TASK DIRECTIONS: Gather all lines in the records below that include the word "不可以度量".

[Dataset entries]
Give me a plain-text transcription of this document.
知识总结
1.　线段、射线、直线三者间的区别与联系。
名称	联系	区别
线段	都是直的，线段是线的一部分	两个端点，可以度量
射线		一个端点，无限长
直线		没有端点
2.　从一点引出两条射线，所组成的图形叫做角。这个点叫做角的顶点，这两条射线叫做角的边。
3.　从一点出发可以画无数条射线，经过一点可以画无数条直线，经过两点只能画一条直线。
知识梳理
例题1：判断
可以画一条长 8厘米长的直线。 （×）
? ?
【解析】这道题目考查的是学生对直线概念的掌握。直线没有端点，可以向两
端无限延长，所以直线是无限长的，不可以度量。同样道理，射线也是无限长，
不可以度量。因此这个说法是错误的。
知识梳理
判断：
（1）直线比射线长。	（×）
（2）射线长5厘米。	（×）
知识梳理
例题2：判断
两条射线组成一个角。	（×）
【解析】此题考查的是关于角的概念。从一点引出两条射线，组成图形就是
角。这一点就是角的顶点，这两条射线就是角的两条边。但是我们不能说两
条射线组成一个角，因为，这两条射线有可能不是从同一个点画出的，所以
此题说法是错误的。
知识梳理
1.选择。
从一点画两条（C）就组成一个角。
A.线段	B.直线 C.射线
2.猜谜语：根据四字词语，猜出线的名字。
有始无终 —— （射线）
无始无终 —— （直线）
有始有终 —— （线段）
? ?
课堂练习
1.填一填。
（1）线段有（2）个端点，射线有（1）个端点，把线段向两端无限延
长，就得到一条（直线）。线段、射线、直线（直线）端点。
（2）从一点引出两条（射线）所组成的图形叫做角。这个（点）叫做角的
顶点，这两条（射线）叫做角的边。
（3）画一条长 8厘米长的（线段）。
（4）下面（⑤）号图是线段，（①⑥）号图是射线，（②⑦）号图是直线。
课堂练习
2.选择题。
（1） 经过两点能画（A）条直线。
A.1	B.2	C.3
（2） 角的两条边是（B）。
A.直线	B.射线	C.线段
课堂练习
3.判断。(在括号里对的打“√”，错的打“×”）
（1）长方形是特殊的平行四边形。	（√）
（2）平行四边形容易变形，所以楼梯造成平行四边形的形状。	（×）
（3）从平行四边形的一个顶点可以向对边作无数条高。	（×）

TASK RESULT:
端无限延长，所以直线是无限长的，不可以度量。同样道理，射线也是无限长，
不可以度量。因此这个说法是错误的。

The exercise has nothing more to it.